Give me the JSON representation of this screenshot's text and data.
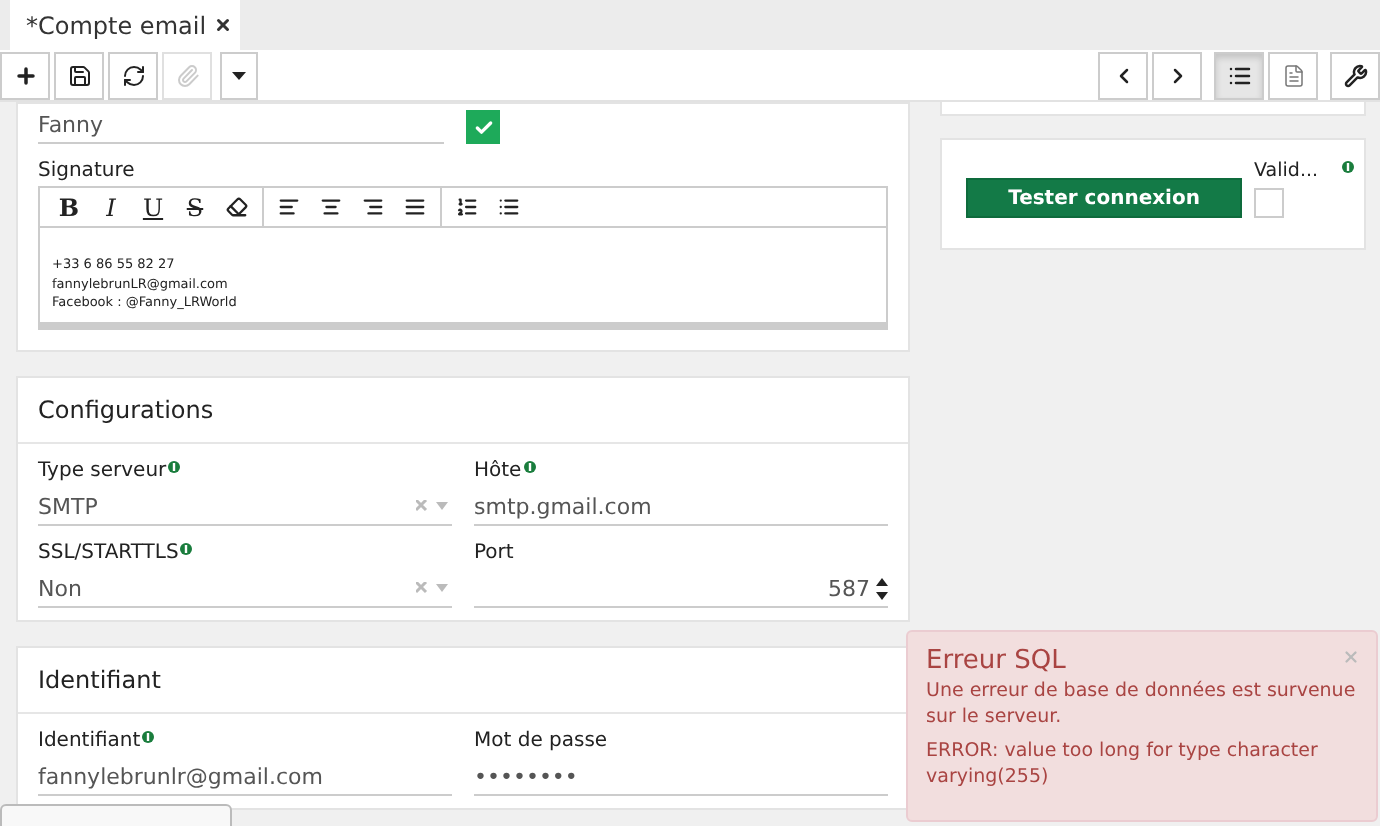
{
  "tab": {
    "title": "*Compte email"
  },
  "toolbar_left": [
    {
      "kind": "add",
      "disabled": false
    },
    {
      "kind": "save",
      "disabled": false
    },
    {
      "kind": "refresh",
      "disabled": false
    },
    {
      "kind": "attach",
      "disabled": true
    },
    {
      "kind": "menu",
      "disabled": false
    }
  ],
  "toolbar_right": [
    {
      "kind": "previous",
      "selected": false
    },
    {
      "kind": "next",
      "selected": false
    },
    {
      "kind": "list",
      "selected": true
    },
    {
      "kind": "document",
      "selected": false
    },
    {
      "kind": "settings",
      "selected": false
    }
  ],
  "name_field": {
    "value": "Fanny",
    "checked": true
  },
  "signature": {
    "label": "Signature",
    "tools": [
      {
        "kind": "bold",
        "label": "B"
      },
      {
        "kind": "italic",
        "label": "I"
      },
      {
        "kind": "underline",
        "label": "U"
      },
      {
        "kind": "strike",
        "label": "S"
      },
      {
        "kind": "eraser"
      },
      {
        "kind": "align-left"
      },
      {
        "kind": "align-center"
      },
      {
        "kind": "align-right"
      },
      {
        "kind": "justify"
      },
      {
        "kind": "ordered-list"
      },
      {
        "kind": "bullet-list"
      }
    ],
    "lines": [
      "+33 6 86 55 82 27",
      "fannylebrunLR@gmail.com",
      "Facebook : @Fanny_LRWorld"
    ]
  },
  "test_panel": {
    "button": "Tester connexion",
    "valid_label": "Valid...",
    "valid_checked": false
  },
  "sections": [
    {
      "title": "Configurations",
      "fields": [
        {
          "label": "Type serveur",
          "info": true,
          "kind": "select",
          "value": "SMTP"
        },
        {
          "label": "Hôte",
          "info": true,
          "kind": "text",
          "value": "smtp.gmail.com"
        },
        {
          "label": "SSL/STARTTLS",
          "info": true,
          "kind": "select",
          "value": "Non"
        },
        {
          "label": "Port",
          "info": false,
          "kind": "number",
          "value": "587"
        }
      ]
    },
    {
      "title": "Identifiant",
      "fields": [
        {
          "label": "Identifiant",
          "info": true,
          "kind": "text",
          "value": "fannylebrunlr@gmail.com"
        },
        {
          "label": "Mot de passe",
          "info": false,
          "kind": "password",
          "value": "••••••••"
        }
      ]
    }
  ],
  "toast": {
    "title": "Erreur SQL",
    "message": "Une erreur de base de données est survenue sur le serveur.",
    "detail": "ERROR: value too long for type character varying(255)"
  }
}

* * *

* The exercise
Set every line down exactly as written, leaving each picture out.

* Solution
Give me the JSON representation of this screenshot's text and data.
{
  "tab": {
    "title": "*Compte email"
  },
  "toolbar_left": [
    {
      "kind": "add",
      "disabled": false
    },
    {
      "kind": "save",
      "disabled": false
    },
    {
      "kind": "refresh",
      "disabled": false
    },
    {
      "kind": "attach",
      "disabled": true
    },
    {
      "kind": "menu",
      "disabled": false
    }
  ],
  "toolbar_right": [
    {
      "kind": "previous",
      "selected": false
    },
    {
      "kind": "next",
      "selected": false
    },
    {
      "kind": "list",
      "selected": true
    },
    {
      "kind": "document",
      "selected": false
    },
    {
      "kind": "settings",
      "selected": false
    }
  ],
  "name_field": {
    "value": "Fanny",
    "checked": true
  },
  "signature": {
    "label": "Signature",
    "tools": [
      {
        "kind": "bold",
        "label": "B"
      },
      {
        "kind": "italic",
        "label": "I"
      },
      {
        "kind": "underline",
        "label": "U"
      },
      {
        "kind": "strike",
        "label": "S"
      },
      {
        "kind": "eraser"
      },
      {
        "kind": "align-left"
      },
      {
        "kind": "align-center"
      },
      {
        "kind": "align-right"
      },
      {
        "kind": "justify"
      },
      {
        "kind": "ordered-list"
      },
      {
        "kind": "bullet-list"
      }
    ],
    "lines": [
      "+33 6 86 55 82 27",
      "fannylebrunLR@gmail.com",
      "Facebook : @Fanny_LRWorld"
    ]
  },
  "test_panel": {
    "button": "Tester connexion",
    "valid_label": "Valid...",
    "valid_checked": false
  },
  "sections": [
    {
      "title": "Configurations",
      "fields": [
        {
          "label": "Type serveur",
          "info": true,
          "kind": "select",
          "value": "SMTP"
        },
        {
          "label": "Hôte",
          "info": true,
          "kind": "text",
          "value": "smtp.gmail.com"
        },
        {
          "label": "SSL/STARTTLS",
          "info": true,
          "kind": "select",
          "value": "Non"
        },
        {
          "label": "Port",
          "info": false,
          "kind": "number",
          "value": "587"
        }
      ]
    },
    {
      "title": "Identifiant",
      "fields": [
        {
          "label": "Identifiant",
          "info": true,
          "kind": "text",
          "value": "fannylebrunlr@gmail.com"
        },
        {
          "label": "Mot de passe",
          "info": false,
          "kind": "password",
          "value": "••••••••"
        }
      ]
    }
  ],
  "toast": {
    "title": "Erreur SQL",
    "message": "Une erreur de base de données est survenue sur le serveur.",
    "detail": "ERROR: value too long for type character varying(255)"
  }
}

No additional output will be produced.